Sus instrucciones
Reproduzca el fragmento sobre la literatura de viajes, desde "Todas estas obras" hasta "de viajes romántica.", y sustituya "literatura de viajes romántica" por "literatura de viajes decimonónica".

Fragmento del texto
┌──

Todas estas obras se publicaron en la segunda mitad de la década de los años treinta y a lo largo de la de los cuarenta y, siendo muy diferentes entre sí, todas pueden considerarse literatura de viajes romántica.

¿Es posible que en tiempos de Mesonero ningún extranjero nos hiciera un retrato fiel? Él solo menciona una excepción, un autor que pintó con objetividad y precisión la España que visitó y que supo consignar sus muchas mejoras y notable crecimiento en los años transcurridos desde la primera edición de los Recuerdos de viaje. Ese autor es Alfred Germond de Lavigne, autor del Itinéraire de l'Espagne et du Portugal28 que, a juicio de Mesonero, «es sin disputa el mejor, o más bien el único de los extranjeros que han consignado una descripción completa y acabada de nuestro país en su estado actual»29.

└──

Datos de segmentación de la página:
┌──

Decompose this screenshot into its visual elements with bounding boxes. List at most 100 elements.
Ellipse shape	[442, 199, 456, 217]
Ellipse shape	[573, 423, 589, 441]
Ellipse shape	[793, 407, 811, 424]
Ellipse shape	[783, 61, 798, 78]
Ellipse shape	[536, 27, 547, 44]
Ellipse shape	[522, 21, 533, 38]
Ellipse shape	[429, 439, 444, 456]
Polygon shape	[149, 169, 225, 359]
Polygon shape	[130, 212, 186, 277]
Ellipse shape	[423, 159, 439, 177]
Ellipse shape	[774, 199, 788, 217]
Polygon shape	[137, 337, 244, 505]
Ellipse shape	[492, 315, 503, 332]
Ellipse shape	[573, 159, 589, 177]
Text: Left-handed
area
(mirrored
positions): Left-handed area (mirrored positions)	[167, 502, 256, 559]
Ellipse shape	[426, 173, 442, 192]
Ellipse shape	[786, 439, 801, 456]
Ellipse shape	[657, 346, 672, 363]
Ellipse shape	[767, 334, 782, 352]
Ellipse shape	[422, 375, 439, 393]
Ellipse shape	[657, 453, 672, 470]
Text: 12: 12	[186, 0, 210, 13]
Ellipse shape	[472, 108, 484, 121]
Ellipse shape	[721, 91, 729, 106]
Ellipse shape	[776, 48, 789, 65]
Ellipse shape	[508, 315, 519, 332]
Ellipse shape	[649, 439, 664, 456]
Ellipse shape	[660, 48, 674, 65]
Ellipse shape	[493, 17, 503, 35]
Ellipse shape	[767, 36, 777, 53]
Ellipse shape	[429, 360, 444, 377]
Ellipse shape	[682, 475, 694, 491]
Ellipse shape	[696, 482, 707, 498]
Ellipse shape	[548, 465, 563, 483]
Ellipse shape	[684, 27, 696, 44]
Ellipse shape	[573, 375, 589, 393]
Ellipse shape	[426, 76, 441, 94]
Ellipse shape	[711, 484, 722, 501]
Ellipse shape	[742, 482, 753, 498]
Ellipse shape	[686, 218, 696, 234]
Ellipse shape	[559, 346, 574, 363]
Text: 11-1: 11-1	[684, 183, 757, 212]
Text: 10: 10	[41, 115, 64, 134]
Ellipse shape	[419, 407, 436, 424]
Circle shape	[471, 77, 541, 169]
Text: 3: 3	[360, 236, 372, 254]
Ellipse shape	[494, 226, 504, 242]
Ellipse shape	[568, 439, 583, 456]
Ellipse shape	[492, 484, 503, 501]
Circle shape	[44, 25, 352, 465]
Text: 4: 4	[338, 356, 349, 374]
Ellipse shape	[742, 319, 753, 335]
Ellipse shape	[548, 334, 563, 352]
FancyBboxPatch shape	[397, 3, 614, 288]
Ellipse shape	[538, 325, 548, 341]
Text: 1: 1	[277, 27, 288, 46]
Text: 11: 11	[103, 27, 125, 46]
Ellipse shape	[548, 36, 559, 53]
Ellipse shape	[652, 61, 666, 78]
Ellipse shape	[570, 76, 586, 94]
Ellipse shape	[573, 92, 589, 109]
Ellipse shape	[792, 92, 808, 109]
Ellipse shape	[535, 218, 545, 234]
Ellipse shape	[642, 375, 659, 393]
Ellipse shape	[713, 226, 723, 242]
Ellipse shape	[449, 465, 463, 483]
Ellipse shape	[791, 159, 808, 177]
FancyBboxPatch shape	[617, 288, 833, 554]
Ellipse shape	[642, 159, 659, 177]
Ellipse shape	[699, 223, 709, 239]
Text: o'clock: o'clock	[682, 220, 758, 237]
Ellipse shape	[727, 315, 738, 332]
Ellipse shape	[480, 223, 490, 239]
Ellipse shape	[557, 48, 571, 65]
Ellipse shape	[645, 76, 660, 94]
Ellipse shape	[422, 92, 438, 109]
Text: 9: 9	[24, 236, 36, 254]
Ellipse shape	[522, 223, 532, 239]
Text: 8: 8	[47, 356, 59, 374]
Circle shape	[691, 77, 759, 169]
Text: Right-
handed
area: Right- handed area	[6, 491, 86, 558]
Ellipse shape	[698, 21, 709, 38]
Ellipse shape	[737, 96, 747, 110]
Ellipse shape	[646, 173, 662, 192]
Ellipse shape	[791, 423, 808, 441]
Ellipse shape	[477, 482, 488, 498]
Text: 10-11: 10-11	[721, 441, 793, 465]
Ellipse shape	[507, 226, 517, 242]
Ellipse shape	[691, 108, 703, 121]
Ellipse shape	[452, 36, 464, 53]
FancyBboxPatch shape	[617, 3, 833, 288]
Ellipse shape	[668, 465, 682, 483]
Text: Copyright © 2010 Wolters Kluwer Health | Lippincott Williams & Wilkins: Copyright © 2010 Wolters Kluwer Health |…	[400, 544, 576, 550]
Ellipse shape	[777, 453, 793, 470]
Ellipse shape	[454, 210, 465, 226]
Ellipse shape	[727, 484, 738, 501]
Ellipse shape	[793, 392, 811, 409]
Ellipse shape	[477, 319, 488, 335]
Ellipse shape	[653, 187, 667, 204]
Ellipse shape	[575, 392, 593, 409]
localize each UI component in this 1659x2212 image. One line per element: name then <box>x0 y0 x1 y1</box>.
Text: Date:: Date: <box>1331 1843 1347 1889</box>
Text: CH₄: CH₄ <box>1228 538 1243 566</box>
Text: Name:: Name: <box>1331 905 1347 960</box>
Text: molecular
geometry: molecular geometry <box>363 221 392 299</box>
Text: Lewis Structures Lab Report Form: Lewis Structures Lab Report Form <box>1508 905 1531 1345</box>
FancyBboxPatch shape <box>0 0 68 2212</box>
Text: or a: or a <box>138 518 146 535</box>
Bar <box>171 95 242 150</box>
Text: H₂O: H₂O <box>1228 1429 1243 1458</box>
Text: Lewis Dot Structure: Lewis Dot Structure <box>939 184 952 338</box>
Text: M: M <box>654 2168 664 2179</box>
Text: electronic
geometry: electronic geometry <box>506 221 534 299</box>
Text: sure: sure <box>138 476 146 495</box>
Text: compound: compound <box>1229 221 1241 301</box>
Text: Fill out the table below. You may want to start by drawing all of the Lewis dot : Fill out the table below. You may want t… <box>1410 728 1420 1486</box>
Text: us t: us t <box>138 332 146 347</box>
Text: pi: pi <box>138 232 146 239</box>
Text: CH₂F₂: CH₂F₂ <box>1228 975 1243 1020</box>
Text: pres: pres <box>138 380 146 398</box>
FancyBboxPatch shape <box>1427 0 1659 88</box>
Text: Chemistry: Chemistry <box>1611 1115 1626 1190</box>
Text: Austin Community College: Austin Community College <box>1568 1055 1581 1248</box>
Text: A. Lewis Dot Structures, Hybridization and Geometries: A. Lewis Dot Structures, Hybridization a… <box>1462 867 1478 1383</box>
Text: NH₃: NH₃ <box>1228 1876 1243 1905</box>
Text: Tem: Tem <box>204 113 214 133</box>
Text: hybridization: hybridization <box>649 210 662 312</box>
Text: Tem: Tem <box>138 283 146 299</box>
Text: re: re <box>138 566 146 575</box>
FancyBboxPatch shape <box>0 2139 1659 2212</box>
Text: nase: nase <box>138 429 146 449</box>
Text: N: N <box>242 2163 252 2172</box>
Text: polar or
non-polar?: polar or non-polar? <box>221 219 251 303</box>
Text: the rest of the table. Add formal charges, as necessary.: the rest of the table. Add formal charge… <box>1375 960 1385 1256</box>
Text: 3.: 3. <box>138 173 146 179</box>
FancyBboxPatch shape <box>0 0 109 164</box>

└──

Respuesta correspondiente
Todas estas obras se publicaron en la segunda mitad de la década de los años treinta y a lo largo de la de los cuarenta y, siendo muy diferentes entre sí, todas pueden considerarse literatura de viajes decimonónica.